TASK GOAL →
Set down the material below word for word, excluding the pictures.

INFORMATION PROVIDED →
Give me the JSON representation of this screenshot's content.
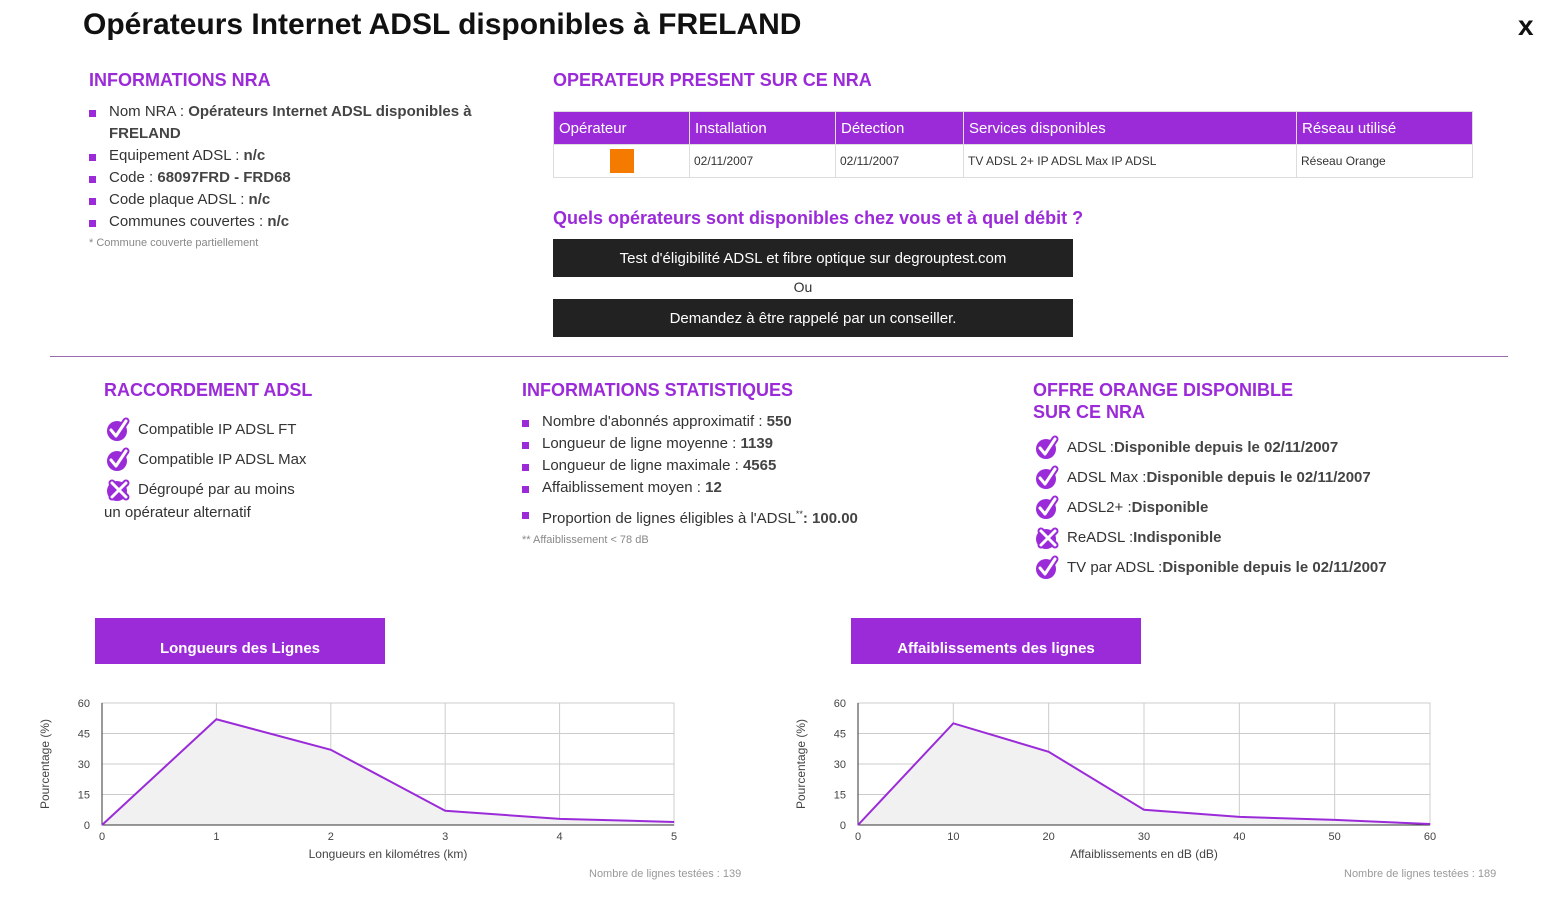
{
  "title": "Opérateurs Internet ADSL disponibles à FRELAND",
  "close_label": "x",
  "nra": {
    "heading": "INFORMATIONS NRA",
    "items": [
      {
        "label": "Nom NRA : ",
        "value": "Opérateurs Internet ADSL disponibles à FRELAND"
      },
      {
        "label": "Equipement ADSL : ",
        "value": "n/c"
      },
      {
        "label": "Code : ",
        "value": "68097FRD - FRD68"
      },
      {
        "label": "Code plaque ADSL : ",
        "value": "n/c"
      },
      {
        "label": "Communes couvertes : ",
        "value": "n/c"
      }
    ],
    "note": "* Commune couverte partiellement"
  },
  "operateur": {
    "heading": "OPERATEUR PRESENT SUR CE NRA",
    "columns": [
      "Opérateur",
      "Installation",
      "Détection",
      "Services disponibles",
      "Réseau utilisé"
    ],
    "rows": [
      {
        "logo": "orange",
        "installation": "02/11/2007",
        "detection": "02/11/2007",
        "services": "TV ADSL 2+ IP ADSL Max IP ADSL",
        "reseau": "Réseau Orange"
      }
    ]
  },
  "eligibility": {
    "heading": "Quels opérateurs sont disponibles chez vous et à quel débit ?",
    "test_button": "Test d'éligibilité ADSL et fibre optique sur degrouptest.com",
    "or": "Ou",
    "callback_button": "Demandez à être rappelé par un conseiller."
  },
  "raccordement": {
    "heading": "RACCORDEMENT ADSL",
    "items": [
      {
        "label": "Compatible IP ADSL FT",
        "ok": true
      },
      {
        "label": "Compatible IP ADSL Max",
        "ok": true
      },
      {
        "label": "Dégroupé par au moins",
        "ok": false
      }
    ],
    "extra": "un opérateur alternatif"
  },
  "stats": {
    "heading": "INFORMATIONS STATISTIQUES",
    "items": [
      {
        "label": "Nombre d'abonnés approximatif : ",
        "value": "550"
      },
      {
        "label": "Longueur de ligne moyenne : ",
        "value": "1139"
      },
      {
        "label": "Longueur de ligne maximale : ",
        "value": "4565"
      },
      {
        "label": "Affaiblissement moyen : ",
        "value": "12"
      }
    ],
    "proportion_label": "Proportion de lignes éligibles à l'ADSL",
    "proportion_sup": "**",
    "proportion_value": ": 100.00",
    "note": "** Affaiblissement < 78 dB"
  },
  "offre": {
    "heading1": "OFFRE ORANGE DISPONIBLE",
    "heading2": "SUR CE NRA",
    "items": [
      {
        "label": "ADSL : ",
        "value": "Disponible depuis le 02/11/2007",
        "ok": true
      },
      {
        "label": "ADSL Max : ",
        "value": "Disponible depuis le 02/11/2007",
        "ok": true
      },
      {
        "label": "ADSL2+ : ",
        "value": "Disponible",
        "ok": true
      },
      {
        "label": "ReADSL : ",
        "value": "Indisponible",
        "ok": false
      },
      {
        "label": "TV par ADSL : ",
        "value": "Disponible depuis le 02/11/2007",
        "ok": true
      }
    ]
  },
  "colors": {
    "accent": "#9b2bd8",
    "orange": "#f47a00"
  },
  "chart_data": [
    {
      "type": "area",
      "title": "Longueurs des Lignes",
      "xlabel": "Longueurs en kilométres (km)",
      "ylabel": "Pourcentage (%)",
      "x": [
        0,
        1,
        2,
        3,
        4,
        5
      ],
      "values": [
        0,
        52,
        37,
        7,
        3,
        1.5
      ],
      "xlim": [
        0,
        5
      ],
      "ylim": [
        0,
        60
      ],
      "xticks": [
        "0",
        "1",
        "2",
        "3",
        "4",
        "5"
      ],
      "yticks": [
        "0",
        "15",
        "30",
        "45",
        "60"
      ],
      "grid": true,
      "footer": "Nombre de lignes testées : 139"
    },
    {
      "type": "area",
      "title": "Affaiblissements des lignes",
      "xlabel": "Affaiblissements en dB (dB)",
      "ylabel": "Pourcentage (%)",
      "x": [
        0,
        10,
        20,
        30,
        40,
        50,
        60
      ],
      "values": [
        0,
        50,
        36,
        7.5,
        4,
        2.5,
        0.5
      ],
      "xlim": [
        0,
        60
      ],
      "ylim": [
        0,
        60
      ],
      "xticks": [
        "0",
        "10",
        "20",
        "30",
        "40",
        "50",
        "60"
      ],
      "yticks": [
        "0",
        "15",
        "30",
        "45",
        "60"
      ],
      "grid": true,
      "footer": "Nombre de lignes testées : 189"
    }
  ]
}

RESPONSE →
Give me the JSON representation of this screenshot's content.
{
  "title": "Opérateurs Internet ADSL disponibles à FRELAND",
  "close_label": "x",
  "nra": {
    "heading": "INFORMATIONS NRA",
    "items": [
      {
        "label": "Nom NRA : ",
        "value": "Opérateurs Internet ADSL disponibles à FRELAND"
      },
      {
        "label": "Equipement ADSL : ",
        "value": "n/c"
      },
      {
        "label": "Code : ",
        "value": "68097FRD - FRD68"
      },
      {
        "label": "Code plaque ADSL : ",
        "value": "n/c"
      },
      {
        "label": "Communes couvertes : ",
        "value": "n/c"
      }
    ],
    "note": "* Commune couverte partiellement"
  },
  "operateur": {
    "heading": "OPERATEUR PRESENT SUR CE NRA",
    "columns": [
      "Opérateur",
      "Installation",
      "Détection",
      "Services disponibles",
      "Réseau utilisé"
    ],
    "rows": [
      {
        "logo": "orange",
        "installation": "02/11/2007",
        "detection": "02/11/2007",
        "services": "TV ADSL 2+ IP ADSL Max IP ADSL",
        "reseau": "Réseau Orange"
      }
    ]
  },
  "eligibility": {
    "heading": "Quels opérateurs sont disponibles chez vous et à quel débit ?",
    "test_button": "Test d'éligibilité ADSL et fibre optique sur degrouptest.com",
    "or": "Ou",
    "callback_button": "Demandez à être rappelé par un conseiller."
  },
  "raccordement": {
    "heading": "RACCORDEMENT ADSL",
    "items": [
      {
        "label": "Compatible IP ADSL FT",
        "ok": true
      },
      {
        "label": "Compatible IP ADSL Max",
        "ok": true
      },
      {
        "label": "Dégroupé par au moins",
        "ok": false
      }
    ],
    "extra": "un opérateur alternatif"
  },
  "stats": {
    "heading": "INFORMATIONS STATISTIQUES",
    "items": [
      {
        "label": "Nombre d'abonnés approximatif : ",
        "value": "550"
      },
      {
        "label": "Longueur de ligne moyenne : ",
        "value": "1139"
      },
      {
        "label": "Longueur de ligne maximale : ",
        "value": "4565"
      },
      {
        "label": "Affaiblissement moyen : ",
        "value": "12"
      }
    ],
    "proportion_label": "Proportion de lignes éligibles à l'ADSL",
    "proportion_sup": "**",
    "proportion_value": ": 100.00",
    "note": "** Affaiblissement < 78 dB"
  },
  "offre": {
    "heading1": "OFFRE ORANGE DISPONIBLE",
    "heading2": "SUR CE NRA",
    "items": [
      {
        "label": "ADSL : ",
        "value": "Disponible depuis le 02/11/2007",
        "ok": true
      },
      {
        "label": "ADSL Max : ",
        "value": "Disponible depuis le 02/11/2007",
        "ok": true
      },
      {
        "label": "ADSL2+ : ",
        "value": "Disponible",
        "ok": true
      },
      {
        "label": "ReADSL : ",
        "value": "Indisponible",
        "ok": false
      },
      {
        "label": "TV par ADSL : ",
        "value": "Disponible depuis le 02/11/2007",
        "ok": true
      }
    ]
  },
  "colors": {
    "accent": "#9b2bd8",
    "orange": "#f47a00"
  },
  "chart_data": [
    {
      "type": "area",
      "title": "Longueurs des Lignes",
      "xlabel": "Longueurs en kilométres (km)",
      "ylabel": "Pourcentage (%)",
      "x": [
        0,
        1,
        2,
        3,
        4,
        5
      ],
      "values": [
        0,
        52,
        37,
        7,
        3,
        1.5
      ],
      "xlim": [
        0,
        5
      ],
      "ylim": [
        0,
        60
      ],
      "xticks": [
        "0",
        "1",
        "2",
        "3",
        "4",
        "5"
      ],
      "yticks": [
        "0",
        "15",
        "30",
        "45",
        "60"
      ],
      "grid": true,
      "footer": "Nombre de lignes testées : 139"
    },
    {
      "type": "area",
      "title": "Affaiblissements des lignes",
      "xlabel": "Affaiblissements en dB (dB)",
      "ylabel": "Pourcentage (%)",
      "x": [
        0,
        10,
        20,
        30,
        40,
        50,
        60
      ],
      "values": [
        0,
        50,
        36,
        7.5,
        4,
        2.5,
        0.5
      ],
      "xlim": [
        0,
        60
      ],
      "ylim": [
        0,
        60
      ],
      "xticks": [
        "0",
        "10",
        "20",
        "30",
        "40",
        "50",
        "60"
      ],
      "yticks": [
        "0",
        "15",
        "30",
        "45",
        "60"
      ],
      "grid": true,
      "footer": "Nombre de lignes testées : 189"
    }
  ]
}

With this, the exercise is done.